- _Records to use_:
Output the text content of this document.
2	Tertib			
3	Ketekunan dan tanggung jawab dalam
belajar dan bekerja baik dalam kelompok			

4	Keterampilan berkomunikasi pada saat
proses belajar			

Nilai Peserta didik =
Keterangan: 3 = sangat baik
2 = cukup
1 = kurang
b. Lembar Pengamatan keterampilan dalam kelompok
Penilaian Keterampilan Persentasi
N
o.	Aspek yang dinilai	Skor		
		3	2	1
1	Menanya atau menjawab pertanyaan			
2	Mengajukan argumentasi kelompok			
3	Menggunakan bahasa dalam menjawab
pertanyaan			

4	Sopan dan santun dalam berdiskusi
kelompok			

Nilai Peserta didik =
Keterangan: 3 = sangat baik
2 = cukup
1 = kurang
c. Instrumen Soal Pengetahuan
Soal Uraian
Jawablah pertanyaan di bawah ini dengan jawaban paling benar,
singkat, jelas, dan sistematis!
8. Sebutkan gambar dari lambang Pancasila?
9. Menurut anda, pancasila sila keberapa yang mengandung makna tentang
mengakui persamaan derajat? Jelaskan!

- _Work instructions_:
Give the complete listing a second time, exactly as it reads.

- _Full output_:
Output the text content of this document.
2	Tertib			
3	Ketekunan dan tanggung jawab dalam
belajar dan bekerja baik dalam kelompok			

4	Keterampilan berkomunikasi pada saat
proses belajar			

Nilai Peserta didik =
Keterangan: 3 = sangat baik
2 = cukup
1 = kurang
b. Lembar Pengamatan keterampilan dalam kelompok
Penilaian Keterampilan Persentasi
N
o.	Aspek yang dinilai	Skor		
		3	2	1
1	Menanya atau menjawab pertanyaan			
2	Mengajukan argumentasi kelompok			
3	Menggunakan bahasa dalam menjawab
pertanyaan			

4	Sopan dan santun dalam berdiskusi
kelompok			

Nilai Peserta didik =
Keterangan: 3 = sangat baik
2 = cukup
1 = kurang
c. Instrumen Soal Pengetahuan
Soal Uraian
Jawablah pertanyaan di bawah ini dengan jawaban paling benar,
singkat, jelas, dan sistematis!
8. Sebutkan gambar dari lambang Pancasila?
9. Menurut anda, pancasila sila keberapa yang mengandung makna tentang
mengakui persamaan derajat? Jelaskan!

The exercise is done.